*Work instructions*: Pull every line that holds the word "complet" from the entries.

.....

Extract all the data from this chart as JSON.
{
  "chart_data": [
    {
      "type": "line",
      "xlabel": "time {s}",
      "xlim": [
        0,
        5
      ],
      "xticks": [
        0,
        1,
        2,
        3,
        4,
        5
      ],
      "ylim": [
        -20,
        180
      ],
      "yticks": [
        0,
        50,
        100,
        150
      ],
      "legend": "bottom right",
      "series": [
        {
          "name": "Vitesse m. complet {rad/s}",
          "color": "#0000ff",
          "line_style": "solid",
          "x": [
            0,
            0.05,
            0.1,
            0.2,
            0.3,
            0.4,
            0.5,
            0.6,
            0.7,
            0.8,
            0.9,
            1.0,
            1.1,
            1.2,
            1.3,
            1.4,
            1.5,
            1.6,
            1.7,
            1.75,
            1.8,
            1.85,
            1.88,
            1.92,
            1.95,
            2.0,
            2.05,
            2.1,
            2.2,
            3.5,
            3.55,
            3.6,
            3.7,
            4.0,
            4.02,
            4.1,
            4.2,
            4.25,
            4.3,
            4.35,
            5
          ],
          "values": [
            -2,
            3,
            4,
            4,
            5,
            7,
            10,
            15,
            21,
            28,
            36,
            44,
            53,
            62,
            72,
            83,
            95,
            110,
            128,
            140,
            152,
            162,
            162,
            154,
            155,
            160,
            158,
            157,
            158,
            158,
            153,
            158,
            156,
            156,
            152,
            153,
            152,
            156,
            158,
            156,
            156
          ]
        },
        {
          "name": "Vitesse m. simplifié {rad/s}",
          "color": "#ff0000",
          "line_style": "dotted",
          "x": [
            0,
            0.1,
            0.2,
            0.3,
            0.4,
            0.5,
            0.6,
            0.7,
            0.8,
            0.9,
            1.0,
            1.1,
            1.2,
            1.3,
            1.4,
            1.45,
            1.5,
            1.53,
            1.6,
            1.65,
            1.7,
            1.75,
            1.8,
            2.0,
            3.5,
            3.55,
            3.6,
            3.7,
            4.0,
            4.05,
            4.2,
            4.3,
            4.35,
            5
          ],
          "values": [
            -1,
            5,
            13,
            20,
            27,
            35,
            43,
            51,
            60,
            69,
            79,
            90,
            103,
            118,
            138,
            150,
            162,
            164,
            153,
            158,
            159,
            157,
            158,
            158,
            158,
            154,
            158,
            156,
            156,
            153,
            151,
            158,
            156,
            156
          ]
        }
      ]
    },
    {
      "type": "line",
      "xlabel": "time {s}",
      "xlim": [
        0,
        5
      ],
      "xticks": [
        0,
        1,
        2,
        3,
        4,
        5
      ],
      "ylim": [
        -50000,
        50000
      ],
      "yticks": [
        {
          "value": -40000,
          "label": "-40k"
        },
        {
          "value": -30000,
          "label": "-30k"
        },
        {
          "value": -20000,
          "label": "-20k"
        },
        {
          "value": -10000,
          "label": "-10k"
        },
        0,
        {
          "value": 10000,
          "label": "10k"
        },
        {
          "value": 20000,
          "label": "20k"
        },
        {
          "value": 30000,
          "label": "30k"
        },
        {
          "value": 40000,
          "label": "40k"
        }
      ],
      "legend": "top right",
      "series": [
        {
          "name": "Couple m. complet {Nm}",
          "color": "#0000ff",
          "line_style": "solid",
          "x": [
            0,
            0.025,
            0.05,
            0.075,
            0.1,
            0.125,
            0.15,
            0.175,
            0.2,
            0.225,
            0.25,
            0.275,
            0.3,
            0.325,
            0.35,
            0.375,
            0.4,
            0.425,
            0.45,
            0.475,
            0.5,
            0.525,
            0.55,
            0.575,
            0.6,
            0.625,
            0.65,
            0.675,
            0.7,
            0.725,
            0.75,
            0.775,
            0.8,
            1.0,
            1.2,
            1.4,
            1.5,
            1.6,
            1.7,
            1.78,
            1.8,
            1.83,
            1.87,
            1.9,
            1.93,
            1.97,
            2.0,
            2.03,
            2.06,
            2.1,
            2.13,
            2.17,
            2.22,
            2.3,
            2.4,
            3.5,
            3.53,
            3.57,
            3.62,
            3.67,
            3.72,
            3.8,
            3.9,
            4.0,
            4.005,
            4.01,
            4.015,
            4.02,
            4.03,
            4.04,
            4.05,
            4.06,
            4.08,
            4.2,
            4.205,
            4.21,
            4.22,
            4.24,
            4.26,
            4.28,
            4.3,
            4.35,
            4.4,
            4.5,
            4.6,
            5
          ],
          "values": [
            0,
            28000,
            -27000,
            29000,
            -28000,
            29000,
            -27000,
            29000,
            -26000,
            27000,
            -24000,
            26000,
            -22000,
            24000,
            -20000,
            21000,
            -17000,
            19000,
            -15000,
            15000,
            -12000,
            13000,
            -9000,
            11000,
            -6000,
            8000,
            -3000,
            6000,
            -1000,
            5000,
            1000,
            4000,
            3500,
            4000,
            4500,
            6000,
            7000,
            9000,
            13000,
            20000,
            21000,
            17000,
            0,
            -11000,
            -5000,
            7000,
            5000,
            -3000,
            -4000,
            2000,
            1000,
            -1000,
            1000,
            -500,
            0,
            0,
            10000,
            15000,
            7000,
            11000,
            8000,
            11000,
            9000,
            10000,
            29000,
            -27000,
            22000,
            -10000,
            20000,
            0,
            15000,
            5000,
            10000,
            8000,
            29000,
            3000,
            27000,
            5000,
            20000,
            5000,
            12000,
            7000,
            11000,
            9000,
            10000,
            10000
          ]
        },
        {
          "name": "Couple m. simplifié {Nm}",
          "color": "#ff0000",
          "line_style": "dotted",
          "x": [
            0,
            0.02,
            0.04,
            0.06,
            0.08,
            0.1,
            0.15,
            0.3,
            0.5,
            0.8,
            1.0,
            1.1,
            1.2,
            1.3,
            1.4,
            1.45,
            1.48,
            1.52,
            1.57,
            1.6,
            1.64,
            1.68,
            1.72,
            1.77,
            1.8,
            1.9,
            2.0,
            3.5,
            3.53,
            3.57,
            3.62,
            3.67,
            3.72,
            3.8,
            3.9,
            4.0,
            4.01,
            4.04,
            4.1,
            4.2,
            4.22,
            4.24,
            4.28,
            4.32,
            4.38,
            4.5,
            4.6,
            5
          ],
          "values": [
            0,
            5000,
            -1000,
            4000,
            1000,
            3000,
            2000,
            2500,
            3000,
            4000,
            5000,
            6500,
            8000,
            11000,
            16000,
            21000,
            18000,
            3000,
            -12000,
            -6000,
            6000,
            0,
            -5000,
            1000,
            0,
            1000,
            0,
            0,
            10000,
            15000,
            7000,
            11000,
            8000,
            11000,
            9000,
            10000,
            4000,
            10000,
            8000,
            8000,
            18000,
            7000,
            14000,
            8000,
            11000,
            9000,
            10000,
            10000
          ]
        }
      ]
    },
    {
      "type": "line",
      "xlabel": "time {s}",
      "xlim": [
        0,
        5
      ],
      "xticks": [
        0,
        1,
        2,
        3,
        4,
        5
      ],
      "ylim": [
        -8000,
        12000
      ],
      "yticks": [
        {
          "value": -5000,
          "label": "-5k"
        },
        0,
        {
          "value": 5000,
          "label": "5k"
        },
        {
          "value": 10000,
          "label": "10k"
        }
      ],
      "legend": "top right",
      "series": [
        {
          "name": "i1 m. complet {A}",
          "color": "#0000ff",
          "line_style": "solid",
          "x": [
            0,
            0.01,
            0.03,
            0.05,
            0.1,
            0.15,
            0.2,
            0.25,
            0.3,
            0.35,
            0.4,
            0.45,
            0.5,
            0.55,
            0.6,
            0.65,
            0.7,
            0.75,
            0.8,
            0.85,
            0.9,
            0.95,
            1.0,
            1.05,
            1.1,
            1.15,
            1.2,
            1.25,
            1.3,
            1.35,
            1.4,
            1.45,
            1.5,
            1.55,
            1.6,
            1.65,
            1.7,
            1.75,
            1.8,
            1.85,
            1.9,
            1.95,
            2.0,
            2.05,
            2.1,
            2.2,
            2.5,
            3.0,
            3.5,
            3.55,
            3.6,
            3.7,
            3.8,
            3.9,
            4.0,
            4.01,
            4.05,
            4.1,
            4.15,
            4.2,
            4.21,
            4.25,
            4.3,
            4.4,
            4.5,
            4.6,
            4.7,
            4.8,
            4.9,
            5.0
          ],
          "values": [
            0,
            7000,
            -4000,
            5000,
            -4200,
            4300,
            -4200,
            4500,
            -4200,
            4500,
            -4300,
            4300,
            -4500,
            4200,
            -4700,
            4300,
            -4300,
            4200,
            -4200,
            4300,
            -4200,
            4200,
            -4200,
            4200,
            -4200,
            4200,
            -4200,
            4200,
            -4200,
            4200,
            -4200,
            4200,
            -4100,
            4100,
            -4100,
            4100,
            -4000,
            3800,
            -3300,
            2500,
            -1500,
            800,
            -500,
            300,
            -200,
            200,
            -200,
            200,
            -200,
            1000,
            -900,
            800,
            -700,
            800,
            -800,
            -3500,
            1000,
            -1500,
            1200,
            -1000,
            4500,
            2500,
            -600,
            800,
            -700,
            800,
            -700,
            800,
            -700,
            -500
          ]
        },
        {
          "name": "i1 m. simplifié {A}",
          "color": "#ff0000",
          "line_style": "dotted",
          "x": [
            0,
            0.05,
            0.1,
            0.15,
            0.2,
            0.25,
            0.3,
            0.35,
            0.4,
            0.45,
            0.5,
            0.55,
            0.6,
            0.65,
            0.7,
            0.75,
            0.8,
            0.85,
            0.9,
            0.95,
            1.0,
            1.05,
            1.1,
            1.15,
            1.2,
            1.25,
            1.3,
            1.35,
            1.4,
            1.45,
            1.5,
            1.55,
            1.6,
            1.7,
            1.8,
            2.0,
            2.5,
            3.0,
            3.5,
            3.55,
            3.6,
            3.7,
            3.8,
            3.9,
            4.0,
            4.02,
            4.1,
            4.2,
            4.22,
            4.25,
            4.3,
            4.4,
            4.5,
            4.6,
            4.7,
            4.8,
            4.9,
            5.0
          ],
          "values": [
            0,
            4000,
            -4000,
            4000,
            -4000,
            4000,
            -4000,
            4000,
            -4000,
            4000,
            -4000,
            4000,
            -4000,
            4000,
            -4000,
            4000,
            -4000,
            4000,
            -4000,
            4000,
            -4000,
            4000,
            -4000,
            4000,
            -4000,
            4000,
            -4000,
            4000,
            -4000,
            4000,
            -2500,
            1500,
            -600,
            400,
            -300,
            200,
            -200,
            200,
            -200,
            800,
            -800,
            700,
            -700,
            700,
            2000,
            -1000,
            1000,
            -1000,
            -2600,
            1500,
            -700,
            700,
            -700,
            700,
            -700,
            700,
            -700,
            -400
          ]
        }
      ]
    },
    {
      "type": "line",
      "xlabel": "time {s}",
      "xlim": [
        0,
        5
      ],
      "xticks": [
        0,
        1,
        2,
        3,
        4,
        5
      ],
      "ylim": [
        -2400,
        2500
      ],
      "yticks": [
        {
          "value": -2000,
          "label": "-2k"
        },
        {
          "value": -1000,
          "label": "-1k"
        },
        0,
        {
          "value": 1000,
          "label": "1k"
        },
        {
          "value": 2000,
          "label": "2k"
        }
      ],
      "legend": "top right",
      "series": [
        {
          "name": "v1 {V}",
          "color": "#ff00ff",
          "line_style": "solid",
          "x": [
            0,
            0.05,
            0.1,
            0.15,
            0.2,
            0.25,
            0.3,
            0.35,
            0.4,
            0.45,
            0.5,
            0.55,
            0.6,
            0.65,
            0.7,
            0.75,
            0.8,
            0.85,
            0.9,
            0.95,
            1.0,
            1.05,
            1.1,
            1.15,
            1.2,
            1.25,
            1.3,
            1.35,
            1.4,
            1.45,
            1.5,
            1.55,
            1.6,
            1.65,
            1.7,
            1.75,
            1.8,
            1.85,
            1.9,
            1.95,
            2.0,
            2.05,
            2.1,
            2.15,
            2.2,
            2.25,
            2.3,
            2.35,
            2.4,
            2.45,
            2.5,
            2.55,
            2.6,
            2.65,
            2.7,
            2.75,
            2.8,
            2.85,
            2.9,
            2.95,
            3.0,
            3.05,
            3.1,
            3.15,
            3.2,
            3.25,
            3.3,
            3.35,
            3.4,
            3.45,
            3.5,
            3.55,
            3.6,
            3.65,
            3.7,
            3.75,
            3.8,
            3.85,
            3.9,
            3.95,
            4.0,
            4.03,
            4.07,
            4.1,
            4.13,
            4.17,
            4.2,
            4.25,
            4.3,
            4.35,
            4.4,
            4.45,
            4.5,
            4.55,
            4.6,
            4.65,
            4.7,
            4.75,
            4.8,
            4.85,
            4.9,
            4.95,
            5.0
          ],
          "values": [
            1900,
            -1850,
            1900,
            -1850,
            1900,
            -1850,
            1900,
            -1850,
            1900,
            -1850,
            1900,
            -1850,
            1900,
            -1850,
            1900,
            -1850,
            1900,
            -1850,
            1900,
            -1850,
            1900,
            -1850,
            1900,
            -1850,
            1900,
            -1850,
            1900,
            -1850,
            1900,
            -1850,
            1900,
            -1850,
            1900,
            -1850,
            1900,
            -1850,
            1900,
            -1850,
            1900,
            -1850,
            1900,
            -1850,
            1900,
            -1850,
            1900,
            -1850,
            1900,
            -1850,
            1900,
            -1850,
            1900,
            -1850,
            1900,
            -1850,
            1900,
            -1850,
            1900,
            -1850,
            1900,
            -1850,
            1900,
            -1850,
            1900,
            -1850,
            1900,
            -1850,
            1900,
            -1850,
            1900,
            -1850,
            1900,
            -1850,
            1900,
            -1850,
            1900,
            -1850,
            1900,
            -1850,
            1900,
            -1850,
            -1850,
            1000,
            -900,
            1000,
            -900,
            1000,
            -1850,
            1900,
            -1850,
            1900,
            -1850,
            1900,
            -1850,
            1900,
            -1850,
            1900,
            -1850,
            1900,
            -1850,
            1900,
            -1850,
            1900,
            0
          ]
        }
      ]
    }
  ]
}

.....

*Exercise response*:
          "name": "Vitesse m. complet {rad/s}",
          "name": "Couple m. complet {Nm}",
          "name": "i1 m. complet {A}",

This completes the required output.